» **What needs to be done**: Exactly repeat the material, dropping only the pictures.

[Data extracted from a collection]
— begin —
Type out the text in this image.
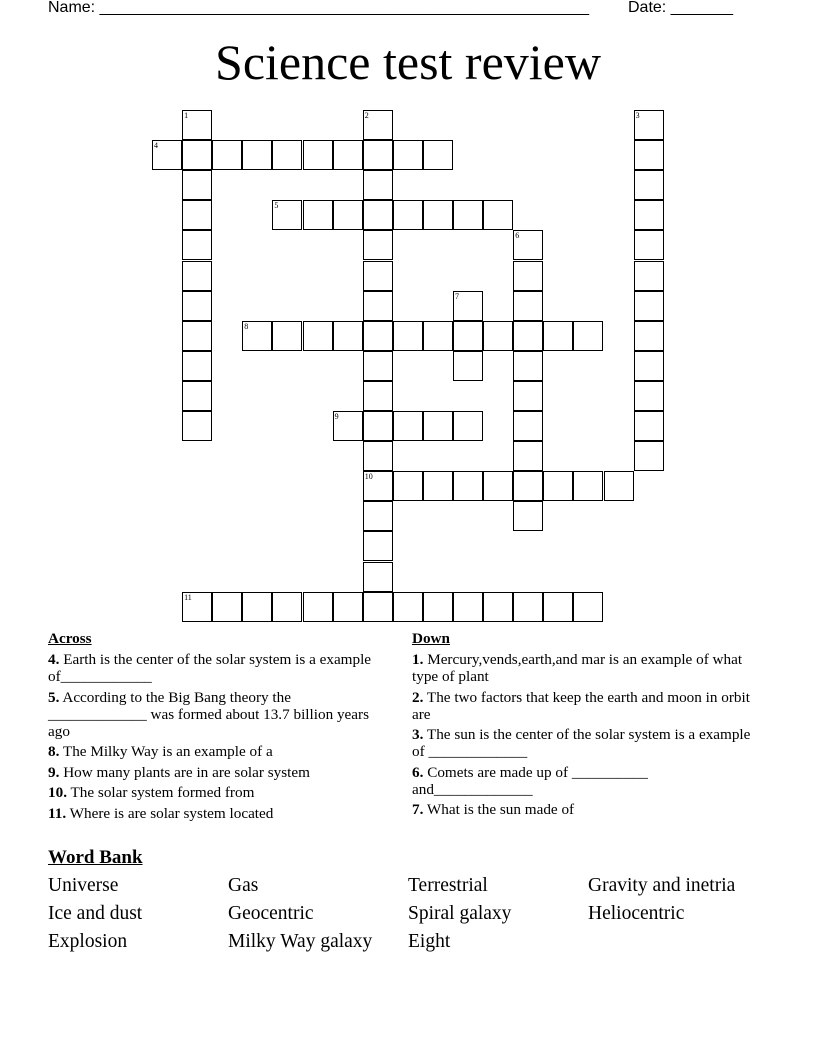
Name: _______________________________________________________ Date: _______
Science test review
1	2
10
3
4
5
6
7
8
9
11
Across
4. Earth is the center of the solar system is a example of____________
5. According to the Big Bang theory the _____________ was formed about 13.7 billion years ago
8. The Milky Way is an example of a
9. How many plants are in are solar system
10. The solar system formed from
11. Where is are solar system located
Down
1. Mercury,vends,earth,and mar is an example of what type of plant
2. The two factors that keep the earth and moon in orbit are
3. The sun is the center of the solar system is a example of _____________
6. Comets are made up of __________ and_____________
7. What is the sun made of
Word Bank
Universe	Gas	Terrestrial	Gravity and inetria
Ice and dust	Geocentric	Spiral galaxy	Heliocentric
Explosion	Milky Way galaxy	Eight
— end —
» **Exercise result**:
Type out the text in this image.
Name: _______________________________________________________ Date: _______
Science test review
1	2
10
3
4
5
6
7
8
9
11
Across
4. Earth is the center of the solar system is a example of____________
5. According to the Big Bang theory the _____________ was formed about 13.7 billion years ago
8. The Milky Way is an example of a
9. How many plants are in are solar system
10. The solar system formed from
11. Where is are solar system located
Down
1. Mercury,vends,earth,and mar is an example of what type of plant
2. The two factors that keep the earth and moon in orbit are
3. The sun is the center of the solar system is a example of _____________
6. Comets are made up of __________ and_____________
7. What is the sun made of
Word Bank
Universe	Gas	Terrestrial	Gravity and inetria
Ice and dust	Geocentric	Spiral galaxy	Heliocentric
Explosion	Milky Way galaxy	Eight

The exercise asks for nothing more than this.